(Extracted records)
.....
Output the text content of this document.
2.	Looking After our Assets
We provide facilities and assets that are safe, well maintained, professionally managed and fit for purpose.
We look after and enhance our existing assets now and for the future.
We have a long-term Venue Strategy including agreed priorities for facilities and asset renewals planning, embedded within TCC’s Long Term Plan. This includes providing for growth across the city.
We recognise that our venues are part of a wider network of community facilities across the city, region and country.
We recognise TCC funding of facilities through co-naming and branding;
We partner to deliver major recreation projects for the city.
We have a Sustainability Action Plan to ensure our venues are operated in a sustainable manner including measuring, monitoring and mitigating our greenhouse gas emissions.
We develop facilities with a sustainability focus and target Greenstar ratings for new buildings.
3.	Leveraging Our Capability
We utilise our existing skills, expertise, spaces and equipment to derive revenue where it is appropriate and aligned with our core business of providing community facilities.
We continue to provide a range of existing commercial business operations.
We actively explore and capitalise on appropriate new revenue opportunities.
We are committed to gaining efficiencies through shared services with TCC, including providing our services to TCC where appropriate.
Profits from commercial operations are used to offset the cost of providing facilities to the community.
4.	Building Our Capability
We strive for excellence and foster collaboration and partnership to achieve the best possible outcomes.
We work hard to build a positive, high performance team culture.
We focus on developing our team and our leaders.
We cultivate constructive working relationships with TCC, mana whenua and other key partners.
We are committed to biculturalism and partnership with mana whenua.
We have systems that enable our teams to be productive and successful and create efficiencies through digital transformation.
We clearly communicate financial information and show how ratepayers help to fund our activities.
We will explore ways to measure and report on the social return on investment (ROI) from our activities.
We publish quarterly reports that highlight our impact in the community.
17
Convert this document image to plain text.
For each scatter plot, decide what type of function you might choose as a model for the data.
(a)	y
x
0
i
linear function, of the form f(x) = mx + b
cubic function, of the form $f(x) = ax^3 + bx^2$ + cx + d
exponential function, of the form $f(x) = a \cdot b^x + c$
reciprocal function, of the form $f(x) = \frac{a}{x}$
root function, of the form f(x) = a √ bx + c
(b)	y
.....
• **What is required**:
Copy every line above in which the string "appropriate" shows up.

• **Response to this exercise**:
We utilise our existing skills, expertise, spaces and equipment to derive revenue where it is appropriate and aligned with our core business of providing community facilities.
We actively explore and capitalise on appropriate new revenue opportunities.
We are committed to gaining efficiencies through shared services with TCC, including providing our services to TCC where appropriate.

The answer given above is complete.